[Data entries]
▼
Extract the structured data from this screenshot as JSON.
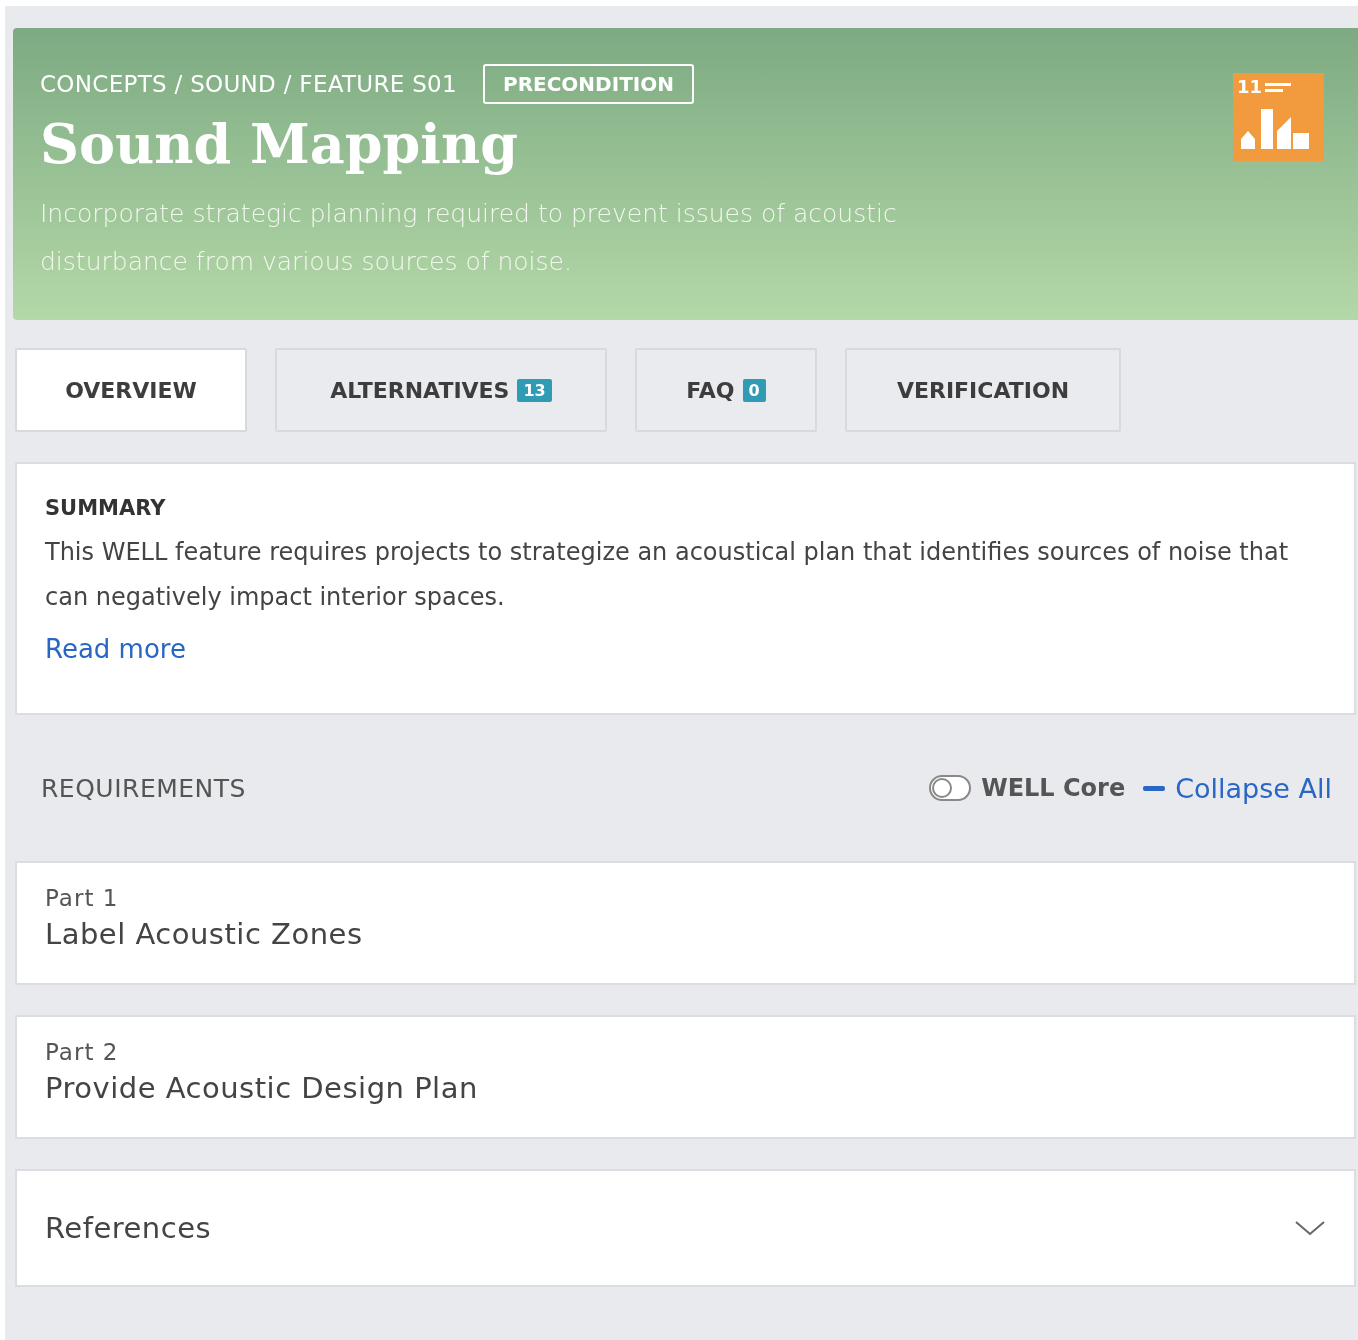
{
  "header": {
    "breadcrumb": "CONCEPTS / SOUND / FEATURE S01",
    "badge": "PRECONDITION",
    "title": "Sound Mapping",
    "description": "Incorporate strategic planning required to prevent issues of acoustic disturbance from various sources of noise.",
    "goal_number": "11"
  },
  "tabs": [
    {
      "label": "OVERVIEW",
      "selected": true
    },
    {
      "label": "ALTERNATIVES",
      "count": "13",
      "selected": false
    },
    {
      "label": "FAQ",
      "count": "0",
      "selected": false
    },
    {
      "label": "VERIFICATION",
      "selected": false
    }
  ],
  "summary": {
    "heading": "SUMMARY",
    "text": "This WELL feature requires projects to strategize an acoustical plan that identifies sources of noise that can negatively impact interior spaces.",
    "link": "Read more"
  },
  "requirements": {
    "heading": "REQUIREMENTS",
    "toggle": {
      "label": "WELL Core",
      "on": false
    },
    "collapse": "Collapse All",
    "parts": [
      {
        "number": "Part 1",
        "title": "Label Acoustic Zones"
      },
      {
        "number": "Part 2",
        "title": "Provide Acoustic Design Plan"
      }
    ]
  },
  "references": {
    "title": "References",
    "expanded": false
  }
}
▲
--- Written task ---
Transcribe every line in the entries above, taking out only the images.

--- Reply ---
Extract the structured data from this screenshot as JSON.
{
  "header": {
    "breadcrumb": "CONCEPTS / SOUND / FEATURE S01",
    "badge": "PRECONDITION",
    "title": "Sound Mapping",
    "description": "Incorporate strategic planning required to prevent issues of acoustic disturbance from various sources of noise.",
    "goal_number": "11"
  },
  "tabs": [
    {
      "label": "OVERVIEW",
      "selected": true
    },
    {
      "label": "ALTERNATIVES",
      "count": "13",
      "selected": false
    },
    {
      "label": "FAQ",
      "count": "0",
      "selected": false
    },
    {
      "label": "VERIFICATION",
      "selected": false
    }
  ],
  "summary": {
    "heading": "SUMMARY",
    "text": "This WELL feature requires projects to strategize an acoustical plan that identifies sources of noise that can negatively impact interior spaces.",
    "link": "Read more"
  },
  "requirements": {
    "heading": "REQUIREMENTS",
    "toggle": {
      "label": "WELL Core",
      "on": false
    },
    "collapse": "Collapse All",
    "parts": [
      {
        "number": "Part 1",
        "title": "Label Acoustic Zones"
      },
      {
        "number": "Part 2",
        "title": "Provide Acoustic Design Plan"
      }
    ]
  },
  "references": {
    "title": "References",
    "expanded": false
  }
}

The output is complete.